**What the exercise asks**
Filter the records below for the word "annotation". Copy each line that holds it.

Stored entries
-------

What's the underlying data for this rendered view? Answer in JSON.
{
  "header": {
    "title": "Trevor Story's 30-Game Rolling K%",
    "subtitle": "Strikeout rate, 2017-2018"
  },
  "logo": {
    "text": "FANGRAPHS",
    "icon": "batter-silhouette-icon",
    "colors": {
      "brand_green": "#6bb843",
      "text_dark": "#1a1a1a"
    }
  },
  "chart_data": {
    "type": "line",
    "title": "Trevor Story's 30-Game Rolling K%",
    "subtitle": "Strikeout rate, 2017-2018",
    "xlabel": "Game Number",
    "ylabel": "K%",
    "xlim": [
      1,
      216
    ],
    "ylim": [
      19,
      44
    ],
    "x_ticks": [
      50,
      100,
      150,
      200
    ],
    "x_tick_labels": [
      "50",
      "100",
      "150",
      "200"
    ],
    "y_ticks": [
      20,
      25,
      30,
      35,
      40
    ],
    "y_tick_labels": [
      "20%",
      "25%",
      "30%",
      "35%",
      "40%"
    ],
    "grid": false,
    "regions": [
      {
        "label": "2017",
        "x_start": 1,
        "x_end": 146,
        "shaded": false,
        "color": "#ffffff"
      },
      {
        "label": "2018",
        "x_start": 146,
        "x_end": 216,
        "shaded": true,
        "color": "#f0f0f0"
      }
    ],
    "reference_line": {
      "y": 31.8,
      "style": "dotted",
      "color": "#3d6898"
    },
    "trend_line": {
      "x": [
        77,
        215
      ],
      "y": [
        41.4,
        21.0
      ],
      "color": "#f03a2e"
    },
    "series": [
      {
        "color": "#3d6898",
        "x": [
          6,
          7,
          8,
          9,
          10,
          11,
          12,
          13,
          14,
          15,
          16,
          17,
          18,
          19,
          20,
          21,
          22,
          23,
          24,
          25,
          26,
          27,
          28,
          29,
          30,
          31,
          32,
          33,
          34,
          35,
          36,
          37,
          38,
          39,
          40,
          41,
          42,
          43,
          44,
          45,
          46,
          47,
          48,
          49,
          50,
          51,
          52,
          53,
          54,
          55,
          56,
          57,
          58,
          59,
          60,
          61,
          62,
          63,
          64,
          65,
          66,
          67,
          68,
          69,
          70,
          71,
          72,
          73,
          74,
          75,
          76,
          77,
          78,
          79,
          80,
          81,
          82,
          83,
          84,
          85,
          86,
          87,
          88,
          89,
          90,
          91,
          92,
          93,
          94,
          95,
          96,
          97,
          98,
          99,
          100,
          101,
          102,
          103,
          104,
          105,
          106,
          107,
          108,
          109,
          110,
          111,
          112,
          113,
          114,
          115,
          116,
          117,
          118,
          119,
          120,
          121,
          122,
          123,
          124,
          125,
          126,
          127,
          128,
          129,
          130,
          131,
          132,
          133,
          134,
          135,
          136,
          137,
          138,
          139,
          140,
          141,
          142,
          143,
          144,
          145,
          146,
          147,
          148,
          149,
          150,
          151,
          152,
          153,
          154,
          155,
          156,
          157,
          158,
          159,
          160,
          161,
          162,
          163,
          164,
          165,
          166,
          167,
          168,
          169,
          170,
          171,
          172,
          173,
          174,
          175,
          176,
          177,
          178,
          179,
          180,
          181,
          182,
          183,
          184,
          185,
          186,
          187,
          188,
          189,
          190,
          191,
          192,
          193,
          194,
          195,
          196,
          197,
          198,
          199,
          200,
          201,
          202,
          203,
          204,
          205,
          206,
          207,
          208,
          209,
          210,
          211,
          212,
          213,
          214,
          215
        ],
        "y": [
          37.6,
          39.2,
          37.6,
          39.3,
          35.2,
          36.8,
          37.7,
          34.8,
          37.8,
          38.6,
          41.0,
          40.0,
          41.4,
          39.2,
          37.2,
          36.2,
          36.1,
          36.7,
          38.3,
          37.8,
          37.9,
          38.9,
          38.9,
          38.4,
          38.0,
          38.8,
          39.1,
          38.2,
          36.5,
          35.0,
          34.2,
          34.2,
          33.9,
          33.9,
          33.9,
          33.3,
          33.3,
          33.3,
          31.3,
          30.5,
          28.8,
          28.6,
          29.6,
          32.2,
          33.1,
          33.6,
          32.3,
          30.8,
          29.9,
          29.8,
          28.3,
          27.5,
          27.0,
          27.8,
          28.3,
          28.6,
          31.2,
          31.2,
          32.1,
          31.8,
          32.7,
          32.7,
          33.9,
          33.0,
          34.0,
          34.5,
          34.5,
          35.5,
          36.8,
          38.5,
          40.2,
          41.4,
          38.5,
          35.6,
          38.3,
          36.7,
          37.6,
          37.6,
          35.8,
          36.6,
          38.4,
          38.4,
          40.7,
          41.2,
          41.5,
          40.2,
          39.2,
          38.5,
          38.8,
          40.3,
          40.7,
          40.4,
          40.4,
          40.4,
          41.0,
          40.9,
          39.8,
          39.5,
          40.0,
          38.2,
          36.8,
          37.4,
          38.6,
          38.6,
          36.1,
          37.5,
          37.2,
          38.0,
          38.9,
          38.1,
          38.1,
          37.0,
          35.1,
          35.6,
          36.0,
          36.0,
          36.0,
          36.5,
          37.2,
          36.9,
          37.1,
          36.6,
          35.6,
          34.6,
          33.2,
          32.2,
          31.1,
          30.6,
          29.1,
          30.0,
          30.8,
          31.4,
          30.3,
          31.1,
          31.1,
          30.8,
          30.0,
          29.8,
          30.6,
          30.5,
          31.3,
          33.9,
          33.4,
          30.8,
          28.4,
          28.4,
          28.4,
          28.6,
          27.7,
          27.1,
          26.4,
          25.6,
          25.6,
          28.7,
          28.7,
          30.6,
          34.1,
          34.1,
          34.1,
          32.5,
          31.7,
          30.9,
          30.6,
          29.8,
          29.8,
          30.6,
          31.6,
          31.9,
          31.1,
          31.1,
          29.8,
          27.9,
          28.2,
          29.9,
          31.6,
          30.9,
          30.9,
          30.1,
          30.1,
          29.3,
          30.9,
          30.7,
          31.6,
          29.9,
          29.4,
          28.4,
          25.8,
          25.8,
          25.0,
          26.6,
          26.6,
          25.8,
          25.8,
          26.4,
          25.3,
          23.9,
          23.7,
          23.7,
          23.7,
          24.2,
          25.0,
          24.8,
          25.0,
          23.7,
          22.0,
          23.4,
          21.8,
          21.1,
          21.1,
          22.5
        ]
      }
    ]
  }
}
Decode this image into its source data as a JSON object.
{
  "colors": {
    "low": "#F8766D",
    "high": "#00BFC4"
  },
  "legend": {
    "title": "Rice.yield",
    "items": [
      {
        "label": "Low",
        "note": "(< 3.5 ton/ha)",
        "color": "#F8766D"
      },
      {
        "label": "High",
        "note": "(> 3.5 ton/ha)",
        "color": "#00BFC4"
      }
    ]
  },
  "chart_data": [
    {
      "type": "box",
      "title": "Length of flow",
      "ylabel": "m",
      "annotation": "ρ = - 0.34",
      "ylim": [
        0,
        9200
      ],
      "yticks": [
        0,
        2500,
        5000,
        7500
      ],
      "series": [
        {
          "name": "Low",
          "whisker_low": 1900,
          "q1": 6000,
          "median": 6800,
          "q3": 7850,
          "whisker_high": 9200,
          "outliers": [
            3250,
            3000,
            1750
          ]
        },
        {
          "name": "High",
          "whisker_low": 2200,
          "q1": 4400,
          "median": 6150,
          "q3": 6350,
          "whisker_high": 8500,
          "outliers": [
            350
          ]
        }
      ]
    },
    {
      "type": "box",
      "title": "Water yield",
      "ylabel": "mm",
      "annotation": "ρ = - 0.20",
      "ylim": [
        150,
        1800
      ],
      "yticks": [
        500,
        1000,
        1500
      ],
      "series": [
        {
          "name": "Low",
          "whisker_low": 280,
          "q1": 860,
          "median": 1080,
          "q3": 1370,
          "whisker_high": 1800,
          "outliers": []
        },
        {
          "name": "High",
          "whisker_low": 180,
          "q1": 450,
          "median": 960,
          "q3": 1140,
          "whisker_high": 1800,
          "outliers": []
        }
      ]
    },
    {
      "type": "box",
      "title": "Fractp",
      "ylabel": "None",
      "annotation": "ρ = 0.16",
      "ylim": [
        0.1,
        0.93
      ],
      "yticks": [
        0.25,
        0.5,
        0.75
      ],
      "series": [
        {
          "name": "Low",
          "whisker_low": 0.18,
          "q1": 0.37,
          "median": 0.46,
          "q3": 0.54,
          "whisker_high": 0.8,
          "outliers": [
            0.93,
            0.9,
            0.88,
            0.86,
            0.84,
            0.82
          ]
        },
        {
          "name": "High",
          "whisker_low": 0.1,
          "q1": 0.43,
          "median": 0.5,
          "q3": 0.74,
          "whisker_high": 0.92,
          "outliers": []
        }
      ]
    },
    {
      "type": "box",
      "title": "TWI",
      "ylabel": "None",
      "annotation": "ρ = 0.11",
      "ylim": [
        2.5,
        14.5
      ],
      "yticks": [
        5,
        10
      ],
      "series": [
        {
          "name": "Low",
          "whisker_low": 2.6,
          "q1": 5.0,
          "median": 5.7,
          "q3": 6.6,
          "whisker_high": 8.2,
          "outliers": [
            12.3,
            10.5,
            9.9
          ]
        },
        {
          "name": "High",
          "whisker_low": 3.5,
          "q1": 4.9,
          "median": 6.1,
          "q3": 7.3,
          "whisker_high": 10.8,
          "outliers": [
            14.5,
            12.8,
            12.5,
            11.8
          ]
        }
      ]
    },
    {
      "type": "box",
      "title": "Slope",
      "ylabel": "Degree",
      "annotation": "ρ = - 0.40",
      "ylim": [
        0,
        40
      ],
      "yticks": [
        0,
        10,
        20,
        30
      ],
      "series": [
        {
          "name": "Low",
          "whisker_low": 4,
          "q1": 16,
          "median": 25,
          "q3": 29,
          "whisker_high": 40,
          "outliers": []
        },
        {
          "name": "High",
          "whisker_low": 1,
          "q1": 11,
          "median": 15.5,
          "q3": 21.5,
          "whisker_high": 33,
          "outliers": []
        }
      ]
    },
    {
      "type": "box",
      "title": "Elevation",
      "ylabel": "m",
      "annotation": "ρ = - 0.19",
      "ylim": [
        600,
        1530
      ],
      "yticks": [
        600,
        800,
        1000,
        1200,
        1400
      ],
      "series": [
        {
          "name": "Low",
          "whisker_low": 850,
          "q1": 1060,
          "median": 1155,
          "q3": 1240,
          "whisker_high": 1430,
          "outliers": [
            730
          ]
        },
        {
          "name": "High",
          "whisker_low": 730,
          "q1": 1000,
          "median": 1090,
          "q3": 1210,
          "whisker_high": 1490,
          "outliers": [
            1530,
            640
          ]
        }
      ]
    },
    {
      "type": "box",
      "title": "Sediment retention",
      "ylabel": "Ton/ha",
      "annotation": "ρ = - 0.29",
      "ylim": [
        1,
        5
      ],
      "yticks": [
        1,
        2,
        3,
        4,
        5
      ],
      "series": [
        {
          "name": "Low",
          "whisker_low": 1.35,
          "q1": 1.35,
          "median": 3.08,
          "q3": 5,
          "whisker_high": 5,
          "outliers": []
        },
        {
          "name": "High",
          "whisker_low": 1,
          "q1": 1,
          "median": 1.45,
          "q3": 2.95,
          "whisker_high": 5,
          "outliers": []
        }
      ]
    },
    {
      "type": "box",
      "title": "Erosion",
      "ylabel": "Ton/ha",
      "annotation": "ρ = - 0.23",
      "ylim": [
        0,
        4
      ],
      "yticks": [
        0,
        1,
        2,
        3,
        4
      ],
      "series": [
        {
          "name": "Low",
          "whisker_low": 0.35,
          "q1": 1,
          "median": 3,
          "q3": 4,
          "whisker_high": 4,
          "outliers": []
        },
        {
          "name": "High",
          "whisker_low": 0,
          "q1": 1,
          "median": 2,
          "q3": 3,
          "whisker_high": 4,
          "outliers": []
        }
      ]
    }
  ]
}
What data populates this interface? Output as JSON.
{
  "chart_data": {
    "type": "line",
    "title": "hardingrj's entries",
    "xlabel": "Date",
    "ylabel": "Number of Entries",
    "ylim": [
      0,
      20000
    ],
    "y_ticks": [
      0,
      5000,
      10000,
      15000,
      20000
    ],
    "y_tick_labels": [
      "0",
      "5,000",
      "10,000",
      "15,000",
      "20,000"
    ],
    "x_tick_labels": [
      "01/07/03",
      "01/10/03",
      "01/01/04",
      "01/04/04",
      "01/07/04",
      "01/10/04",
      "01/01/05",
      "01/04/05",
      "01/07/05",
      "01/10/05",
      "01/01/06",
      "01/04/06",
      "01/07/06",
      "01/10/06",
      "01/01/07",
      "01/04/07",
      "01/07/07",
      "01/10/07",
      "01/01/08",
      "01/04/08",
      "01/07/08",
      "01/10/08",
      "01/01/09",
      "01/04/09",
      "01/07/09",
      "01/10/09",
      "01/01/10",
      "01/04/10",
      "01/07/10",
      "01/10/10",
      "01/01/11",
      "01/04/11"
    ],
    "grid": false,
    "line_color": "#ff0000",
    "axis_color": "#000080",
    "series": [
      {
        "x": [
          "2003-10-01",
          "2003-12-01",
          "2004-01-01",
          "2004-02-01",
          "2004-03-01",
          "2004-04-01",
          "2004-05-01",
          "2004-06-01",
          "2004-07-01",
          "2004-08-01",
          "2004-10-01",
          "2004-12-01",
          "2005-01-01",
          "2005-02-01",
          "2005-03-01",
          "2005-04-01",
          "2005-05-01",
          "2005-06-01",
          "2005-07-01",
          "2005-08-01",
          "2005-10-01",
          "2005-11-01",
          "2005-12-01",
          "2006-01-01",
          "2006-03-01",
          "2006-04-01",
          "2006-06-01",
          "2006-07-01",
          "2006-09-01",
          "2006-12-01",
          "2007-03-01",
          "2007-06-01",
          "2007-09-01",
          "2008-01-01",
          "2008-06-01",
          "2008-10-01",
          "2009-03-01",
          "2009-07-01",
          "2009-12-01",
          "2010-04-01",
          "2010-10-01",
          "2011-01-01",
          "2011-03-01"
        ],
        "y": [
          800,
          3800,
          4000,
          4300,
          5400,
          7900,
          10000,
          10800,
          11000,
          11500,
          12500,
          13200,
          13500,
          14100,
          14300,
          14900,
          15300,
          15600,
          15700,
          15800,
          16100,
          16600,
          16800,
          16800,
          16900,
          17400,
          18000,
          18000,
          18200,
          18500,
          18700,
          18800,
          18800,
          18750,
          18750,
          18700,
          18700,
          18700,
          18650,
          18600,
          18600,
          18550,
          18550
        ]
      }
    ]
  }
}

-------

**Task result**
      "annotation": "ρ = - 0.34",
      "annotation": "ρ = - 0.20",
      "annotation": "ρ = 0.16",
      "annotation": "ρ = 0.11",
      "annotation": "ρ = - 0.40",
      "annotation": "ρ = - 0.19",
      "annotation": "ρ = - 0.29",
      "annotation": "ρ = - 0.23",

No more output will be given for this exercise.